● Task objective
Pick every line from the data that holds the word "Output".

========================================================================

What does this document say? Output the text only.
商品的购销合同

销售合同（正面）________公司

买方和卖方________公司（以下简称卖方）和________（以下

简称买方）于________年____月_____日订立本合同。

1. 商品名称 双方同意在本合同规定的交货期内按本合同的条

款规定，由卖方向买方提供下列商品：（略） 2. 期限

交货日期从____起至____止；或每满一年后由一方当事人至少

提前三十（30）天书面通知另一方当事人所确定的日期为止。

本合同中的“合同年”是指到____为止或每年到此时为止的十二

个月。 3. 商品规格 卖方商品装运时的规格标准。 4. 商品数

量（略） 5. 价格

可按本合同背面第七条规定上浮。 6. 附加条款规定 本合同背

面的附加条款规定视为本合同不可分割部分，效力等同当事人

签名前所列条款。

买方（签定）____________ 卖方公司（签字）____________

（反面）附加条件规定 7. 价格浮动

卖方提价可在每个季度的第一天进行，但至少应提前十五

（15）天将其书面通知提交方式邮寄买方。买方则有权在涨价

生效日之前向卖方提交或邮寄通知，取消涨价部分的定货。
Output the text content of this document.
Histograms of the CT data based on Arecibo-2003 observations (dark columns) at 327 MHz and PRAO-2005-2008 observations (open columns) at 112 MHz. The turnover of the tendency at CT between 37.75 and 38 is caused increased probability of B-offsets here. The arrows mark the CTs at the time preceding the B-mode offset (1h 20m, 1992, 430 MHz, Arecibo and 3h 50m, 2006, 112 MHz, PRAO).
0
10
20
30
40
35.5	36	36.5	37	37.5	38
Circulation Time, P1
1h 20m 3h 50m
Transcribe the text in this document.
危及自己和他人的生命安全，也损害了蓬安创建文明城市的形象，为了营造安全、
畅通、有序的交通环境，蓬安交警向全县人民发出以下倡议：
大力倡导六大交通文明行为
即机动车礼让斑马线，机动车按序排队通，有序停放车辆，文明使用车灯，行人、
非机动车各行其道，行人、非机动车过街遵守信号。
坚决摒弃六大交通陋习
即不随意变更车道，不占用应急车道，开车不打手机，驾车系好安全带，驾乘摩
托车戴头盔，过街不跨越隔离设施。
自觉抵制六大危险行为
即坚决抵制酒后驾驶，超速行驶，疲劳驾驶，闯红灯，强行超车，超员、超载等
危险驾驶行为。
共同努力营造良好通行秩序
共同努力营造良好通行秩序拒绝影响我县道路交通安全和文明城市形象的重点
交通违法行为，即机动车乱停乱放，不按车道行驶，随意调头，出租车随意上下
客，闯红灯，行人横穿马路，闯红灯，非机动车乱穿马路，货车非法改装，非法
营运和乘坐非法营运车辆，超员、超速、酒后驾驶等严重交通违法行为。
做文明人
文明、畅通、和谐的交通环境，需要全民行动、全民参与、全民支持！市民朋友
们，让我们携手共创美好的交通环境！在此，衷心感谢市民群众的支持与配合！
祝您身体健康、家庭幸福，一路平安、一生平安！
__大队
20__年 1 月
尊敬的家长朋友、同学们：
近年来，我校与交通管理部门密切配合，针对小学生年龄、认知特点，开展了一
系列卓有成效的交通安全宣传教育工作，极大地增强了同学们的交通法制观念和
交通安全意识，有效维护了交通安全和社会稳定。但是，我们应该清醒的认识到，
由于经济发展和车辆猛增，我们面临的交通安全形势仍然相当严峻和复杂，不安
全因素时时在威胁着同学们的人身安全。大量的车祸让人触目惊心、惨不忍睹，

========================================================================

● In response
What does this document say? Output the text only.
Output the text content of this document.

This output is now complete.